What you should do: Write out all of the records below word for word, leaving the pictures out of your answer.

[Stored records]
>> BEGIN

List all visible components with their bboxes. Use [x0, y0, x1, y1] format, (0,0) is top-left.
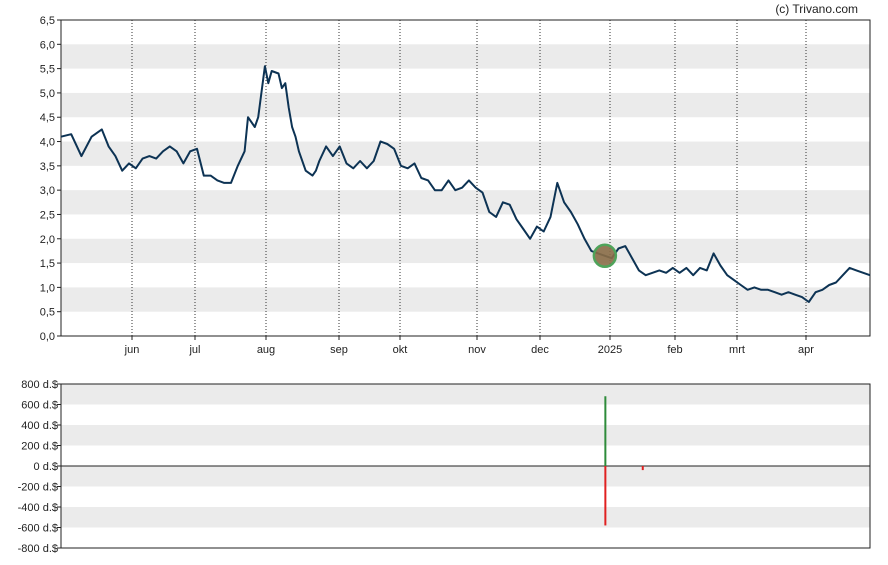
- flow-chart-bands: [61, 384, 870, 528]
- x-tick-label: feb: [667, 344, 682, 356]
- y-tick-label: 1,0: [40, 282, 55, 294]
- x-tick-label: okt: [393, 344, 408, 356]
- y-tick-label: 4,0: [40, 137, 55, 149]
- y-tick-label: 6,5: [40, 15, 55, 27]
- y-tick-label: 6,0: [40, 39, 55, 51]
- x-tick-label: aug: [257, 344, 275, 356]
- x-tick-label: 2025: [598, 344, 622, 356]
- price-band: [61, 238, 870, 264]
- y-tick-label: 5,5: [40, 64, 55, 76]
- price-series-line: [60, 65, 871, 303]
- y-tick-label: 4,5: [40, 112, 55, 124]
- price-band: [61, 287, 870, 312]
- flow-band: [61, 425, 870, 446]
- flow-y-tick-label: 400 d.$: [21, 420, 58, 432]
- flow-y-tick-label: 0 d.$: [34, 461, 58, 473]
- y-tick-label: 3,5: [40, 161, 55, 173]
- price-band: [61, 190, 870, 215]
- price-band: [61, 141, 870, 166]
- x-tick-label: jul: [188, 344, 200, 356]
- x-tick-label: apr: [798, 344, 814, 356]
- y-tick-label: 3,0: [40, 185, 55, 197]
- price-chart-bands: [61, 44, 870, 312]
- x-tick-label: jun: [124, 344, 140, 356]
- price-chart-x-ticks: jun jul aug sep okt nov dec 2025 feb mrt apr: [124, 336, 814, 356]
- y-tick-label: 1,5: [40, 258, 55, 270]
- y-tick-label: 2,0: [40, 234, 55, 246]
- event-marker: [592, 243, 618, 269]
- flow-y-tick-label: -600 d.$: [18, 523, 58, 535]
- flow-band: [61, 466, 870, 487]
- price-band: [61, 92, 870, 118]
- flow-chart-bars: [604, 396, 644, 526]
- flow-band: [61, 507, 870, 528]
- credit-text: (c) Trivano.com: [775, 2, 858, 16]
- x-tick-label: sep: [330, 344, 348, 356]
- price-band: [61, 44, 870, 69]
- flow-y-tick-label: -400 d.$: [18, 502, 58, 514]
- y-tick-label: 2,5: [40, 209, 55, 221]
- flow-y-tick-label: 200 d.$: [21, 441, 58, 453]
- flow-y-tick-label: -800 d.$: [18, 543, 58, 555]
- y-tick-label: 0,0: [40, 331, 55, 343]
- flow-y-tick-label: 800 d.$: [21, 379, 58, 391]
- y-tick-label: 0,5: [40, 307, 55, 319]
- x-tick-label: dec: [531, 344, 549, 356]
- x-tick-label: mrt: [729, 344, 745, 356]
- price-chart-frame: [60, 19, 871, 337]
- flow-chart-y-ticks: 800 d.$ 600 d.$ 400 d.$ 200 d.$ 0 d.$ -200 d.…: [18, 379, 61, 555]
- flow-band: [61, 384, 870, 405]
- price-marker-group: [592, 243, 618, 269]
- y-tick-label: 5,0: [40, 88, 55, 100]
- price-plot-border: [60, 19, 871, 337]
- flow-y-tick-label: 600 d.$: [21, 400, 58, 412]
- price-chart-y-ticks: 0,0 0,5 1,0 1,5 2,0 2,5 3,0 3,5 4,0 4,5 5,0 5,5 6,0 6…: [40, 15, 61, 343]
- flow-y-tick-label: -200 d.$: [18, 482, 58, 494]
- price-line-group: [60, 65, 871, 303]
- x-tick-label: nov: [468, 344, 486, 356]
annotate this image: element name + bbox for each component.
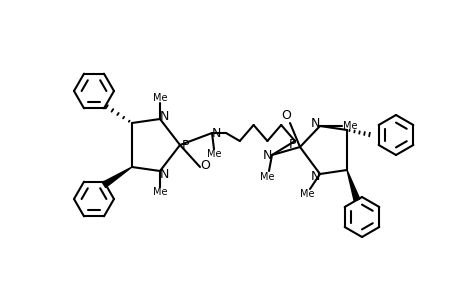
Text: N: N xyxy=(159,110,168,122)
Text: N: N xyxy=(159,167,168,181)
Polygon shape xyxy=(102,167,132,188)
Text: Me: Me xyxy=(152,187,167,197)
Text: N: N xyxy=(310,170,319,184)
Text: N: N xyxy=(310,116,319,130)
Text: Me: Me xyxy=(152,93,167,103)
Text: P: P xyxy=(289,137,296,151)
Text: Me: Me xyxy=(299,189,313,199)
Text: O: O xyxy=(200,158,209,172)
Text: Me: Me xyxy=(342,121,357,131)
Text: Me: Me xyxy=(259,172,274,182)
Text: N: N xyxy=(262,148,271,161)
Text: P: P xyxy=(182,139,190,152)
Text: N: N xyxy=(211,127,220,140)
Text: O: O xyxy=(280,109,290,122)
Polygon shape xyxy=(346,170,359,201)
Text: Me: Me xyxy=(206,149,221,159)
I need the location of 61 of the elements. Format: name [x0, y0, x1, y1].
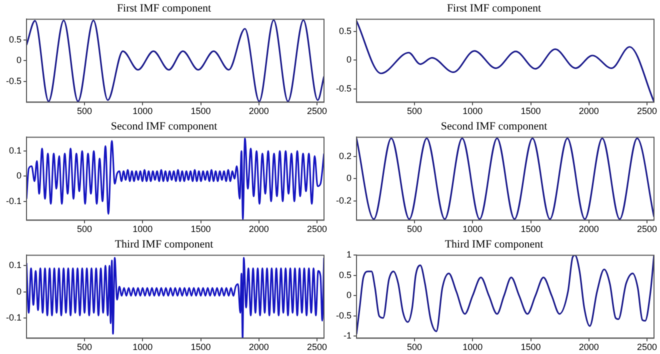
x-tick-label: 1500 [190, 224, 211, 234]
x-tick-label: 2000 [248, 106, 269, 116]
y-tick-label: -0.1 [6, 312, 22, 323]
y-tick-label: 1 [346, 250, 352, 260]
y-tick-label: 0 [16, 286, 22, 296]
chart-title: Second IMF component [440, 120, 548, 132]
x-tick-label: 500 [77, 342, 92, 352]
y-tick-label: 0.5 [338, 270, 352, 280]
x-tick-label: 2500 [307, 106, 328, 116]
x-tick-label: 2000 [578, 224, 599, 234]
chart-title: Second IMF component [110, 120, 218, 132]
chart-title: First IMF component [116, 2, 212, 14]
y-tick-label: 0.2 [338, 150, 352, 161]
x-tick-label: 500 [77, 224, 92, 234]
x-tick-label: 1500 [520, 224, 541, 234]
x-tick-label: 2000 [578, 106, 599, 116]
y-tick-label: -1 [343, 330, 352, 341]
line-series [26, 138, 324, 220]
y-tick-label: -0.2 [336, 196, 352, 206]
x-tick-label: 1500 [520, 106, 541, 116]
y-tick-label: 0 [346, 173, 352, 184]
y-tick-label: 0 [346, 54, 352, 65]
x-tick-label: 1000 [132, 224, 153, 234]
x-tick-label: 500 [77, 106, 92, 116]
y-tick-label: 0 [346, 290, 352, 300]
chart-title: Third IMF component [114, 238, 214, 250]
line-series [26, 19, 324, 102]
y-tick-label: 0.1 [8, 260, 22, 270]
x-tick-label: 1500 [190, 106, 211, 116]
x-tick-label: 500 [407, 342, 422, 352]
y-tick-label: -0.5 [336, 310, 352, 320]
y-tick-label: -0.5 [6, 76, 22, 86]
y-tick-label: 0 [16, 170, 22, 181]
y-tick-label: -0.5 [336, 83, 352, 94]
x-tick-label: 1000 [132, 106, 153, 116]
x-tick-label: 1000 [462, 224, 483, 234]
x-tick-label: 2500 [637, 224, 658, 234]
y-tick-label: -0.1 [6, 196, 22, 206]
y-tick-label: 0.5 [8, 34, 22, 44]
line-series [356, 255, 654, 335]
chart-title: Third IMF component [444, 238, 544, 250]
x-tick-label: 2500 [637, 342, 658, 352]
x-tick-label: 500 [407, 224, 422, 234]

>> END

Written response:
List all visible components with their bboxes. Use [x0, y0, x1, y1] format, (0,0) is top-left.
- flow-chart-bands: [61, 384, 870, 528]
- x-tick-label: feb: [667, 344, 682, 356]
- y-tick-label: 1,0: [40, 282, 55, 294]
- x-tick-label: okt: [393, 344, 408, 356]
- y-tick-label: 4,0: [40, 137, 55, 149]
- y-tick-label: 6,5: [40, 15, 55, 27]
- y-tick-label: 6,0: [40, 39, 55, 51]
- x-tick-label: aug: [257, 344, 275, 356]
- x-tick-label: 2025: [598, 344, 622, 356]
- price-band: [61, 238, 870, 264]
- y-tick-label: 5,5: [40, 64, 55, 76]
- price-series-line: [60, 65, 871, 303]
- y-tick-label: 4,5: [40, 112, 55, 124]
- price-band: [61, 287, 870, 312]
- flow-band: [61, 425, 870, 446]
- flow-y-tick-label: 400 d.$: [21, 420, 58, 432]
- flow-y-tick-label: 0 d.$: [34, 461, 58, 473]
- y-tick-label: 3,5: [40, 161, 55, 173]
- price-band: [61, 190, 870, 215]
- price-band: [61, 141, 870, 166]
- x-tick-label: jul: [188, 344, 200, 356]
- x-tick-label: apr: [798, 344, 814, 356]
- y-tick-label: 3,0: [40, 185, 55, 197]
- price-chart-bands: [61, 44, 870, 312]
- x-tick-label: jun: [124, 344, 140, 356]
- price-chart-x-ticks: jun jul aug sep okt nov dec 2025 feb mrt apr: [124, 336, 814, 356]
- y-tick-label: 1,5: [40, 258, 55, 270]
- y-tick-label: 2,0: [40, 234, 55, 246]
- event-marker: [592, 243, 618, 269]
- flow-y-tick-label: -600 d.$: [18, 523, 58, 535]
- flow-band: [61, 466, 870, 487]
- price-band: [61, 92, 870, 118]
- flow-chart-bars: [604, 396, 644, 526]
- flow-band: [61, 507, 870, 528]
- credit-text: (c) Trivano.com: [775, 2, 858, 16]
- x-tick-label: sep: [330, 344, 348, 356]
- price-band: [61, 44, 870, 69]
- flow-y-tick-label: -400 d.$: [18, 502, 58, 514]
- y-tick-label: 2,5: [40, 209, 55, 221]
- flow-y-tick-label: 200 d.$: [21, 441, 58, 453]
- flow-y-tick-label: -800 d.$: [18, 543, 58, 555]
- y-tick-label: 0,0: [40, 331, 55, 343]
- flow-y-tick-label: 800 d.$: [21, 379, 58, 391]
- y-tick-label: 0,5: [40, 307, 55, 319]
- x-tick-label: dec: [531, 344, 549, 356]
- x-tick-label: mrt: [729, 344, 745, 356]
- price-chart-frame: [60, 19, 871, 337]
- flow-chart-y-ticks: 800 d.$ 600 d.$ 400 d.$ 200 d.$ 0 d.$ -200 d.…: [18, 379, 61, 555]
- flow-band: [61, 384, 870, 405]
- price-marker-group: [592, 243, 618, 269]
- y-tick-label: 5,0: [40, 88, 55, 100]
- price-plot-border: [60, 19, 871, 337]
- flow-y-tick-label: 600 d.$: [21, 400, 58, 412]
- price-chart-y-ticks: 0,0 0,5 1,0 1,5 2,0 2,5 3,0 3,5 4,0 4,5 5,0 5,5 6,0 6…: [40, 15, 61, 343]
- flow-y-tick-label: -200 d.$: [18, 482, 58, 494]
- price-line-group: [60, 65, 871, 303]
- x-tick-label: nov: [468, 344, 486, 356]
annotate this image: element name + bbox for each component.
Text: N: N xyxy=(159,110,168,122)
Text: N: N xyxy=(159,167,168,181)
Polygon shape xyxy=(102,167,132,188)
Text: Me: Me xyxy=(152,187,167,197)
Text: N: N xyxy=(310,170,319,184)
Text: N: N xyxy=(310,116,319,130)
Text: Me: Me xyxy=(152,93,167,103)
Text: P: P xyxy=(289,137,296,151)
Text: Me: Me xyxy=(299,189,313,199)
Text: O: O xyxy=(200,158,209,172)
Text: Me: Me xyxy=(342,121,357,131)
Text: Me: Me xyxy=(259,172,274,182)
Text: N: N xyxy=(262,148,271,161)
Text: P: P xyxy=(182,139,190,152)
Text: N: N xyxy=(211,127,220,140)
Text: O: O xyxy=(280,109,290,122)
Polygon shape xyxy=(346,170,359,201)
Text: Me: Me xyxy=(206,149,221,159)
I need the location of 61 of the elements. Format: name [x0, y0, x1, y1].
x-tick-label: 1500 [190, 224, 211, 234]
x-tick-label: 2000 [248, 106, 269, 116]
y-tick-label: -0.1 [6, 312, 22, 323]
y-tick-label: 1 [346, 250, 352, 260]
y-tick-label: 0 [16, 286, 22, 296]
chart-title: Second IMF component [440, 120, 548, 132]
x-tick-label: 500 [77, 342, 92, 352]
y-tick-label: 0.5 [338, 270, 352, 280]
x-tick-label: 2500 [307, 106, 328, 116]
x-tick-label: 2000 [578, 224, 599, 234]
chart-title: Second IMF component [110, 120, 218, 132]
chart-title: First IMF component [116, 2, 212, 14]
y-tick-label: 0.2 [338, 150, 352, 161]
x-tick-label: 500 [77, 224, 92, 234]
x-tick-label: 1500 [520, 224, 541, 234]
x-tick-label: 2000 [578, 106, 599, 116]
y-tick-label: -1 [343, 330, 352, 341]
line-series [26, 138, 324, 220]
y-tick-label: -0.2 [336, 196, 352, 206]
x-tick-label: 1500 [520, 106, 541, 116]
y-tick-label: 0 [346, 173, 352, 184]
y-tick-label: 0 [346, 54, 352, 65]
x-tick-label: 1000 [132, 224, 153, 234]
x-tick-label: 500 [77, 106, 92, 116]
y-tick-label: 0 [346, 290, 352, 300]
chart-title: Third IMF component [114, 238, 214, 250]
line-series [26, 19, 324, 102]
y-tick-label: 0.1 [8, 260, 22, 270]
x-tick-label: 1500 [190, 106, 211, 116]
x-tick-label: 500 [407, 342, 422, 352]
y-tick-label: -0.5 [336, 310, 352, 320]
y-tick-label: -0.5 [6, 76, 22, 86]
y-tick-label: 0 [16, 170, 22, 181]
y-tick-label: -0.5 [336, 83, 352, 94]
x-tick-label: 1000 [132, 106, 153, 116]
x-tick-label: 1000 [462, 224, 483, 234]
x-tick-label: 2500 [637, 224, 658, 234]
y-tick-label: -0.1 [6, 196, 22, 206]
y-tick-label: 0.5 [8, 34, 22, 44]
line-series [356, 255, 654, 335]
chart-title: Third IMF component [444, 238, 544, 250]
x-tick-label: 2500 [637, 342, 658, 352]
x-tick-label: 500 [407, 224, 422, 234]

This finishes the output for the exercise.